> [Brief]: Each entry has to be copied exactly, with nothing missed.
--------------------------------
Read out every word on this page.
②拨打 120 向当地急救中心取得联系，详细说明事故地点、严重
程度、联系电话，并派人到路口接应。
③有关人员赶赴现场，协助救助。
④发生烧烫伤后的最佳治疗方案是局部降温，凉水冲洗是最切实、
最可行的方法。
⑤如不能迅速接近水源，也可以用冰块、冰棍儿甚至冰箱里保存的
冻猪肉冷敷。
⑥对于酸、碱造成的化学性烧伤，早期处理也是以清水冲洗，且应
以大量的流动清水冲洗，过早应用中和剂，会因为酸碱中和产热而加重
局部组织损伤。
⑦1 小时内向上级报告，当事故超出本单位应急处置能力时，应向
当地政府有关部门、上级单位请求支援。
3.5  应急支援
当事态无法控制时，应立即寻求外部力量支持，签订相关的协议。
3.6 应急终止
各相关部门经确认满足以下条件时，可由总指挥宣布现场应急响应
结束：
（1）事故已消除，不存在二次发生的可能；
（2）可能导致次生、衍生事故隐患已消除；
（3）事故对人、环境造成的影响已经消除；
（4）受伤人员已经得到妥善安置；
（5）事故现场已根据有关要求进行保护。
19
--------------------------------
> [Complete response]:
Read out every word on this page.
②拨打 120 向当地急救中心取得联系，详细说明事故地点、严重
程度、联系电话，并派人到路口接应。
③有关人员赶赴现场，协助救助。
④发生烧烫伤后的最佳治疗方案是局部降温，凉水冲洗是最切实、
最可行的方法。
⑤如不能迅速接近水源，也可以用冰块、冰棍儿甚至冰箱里保存的
冻猪肉冷敷。
⑥对于酸、碱造成的化学性烧伤，早期处理也是以清水冲洗，且应
以大量的流动清水冲洗，过早应用中和剂，会因为酸碱中和产热而加重
局部组织损伤。
⑦1 小时内向上级报告，当事故超出本单位应急处置能力时，应向
当地政府有关部门、上级单位请求支援。
3.5  应急支援
当事态无法控制时，应立即寻求外部力量支持，签订相关的协议。
3.6 应急终止
各相关部门经确认满足以下条件时，可由总指挥宣布现场应急响应
结束：
（1）事故已消除，不存在二次发生的可能；
（2）可能导致次生、衍生事故隐患已消除；
（3）事故对人、环境造成的影响已经消除；
（4）受伤人员已经得到妥善安置；
（5）事故现场已根据有关要求进行保护。
19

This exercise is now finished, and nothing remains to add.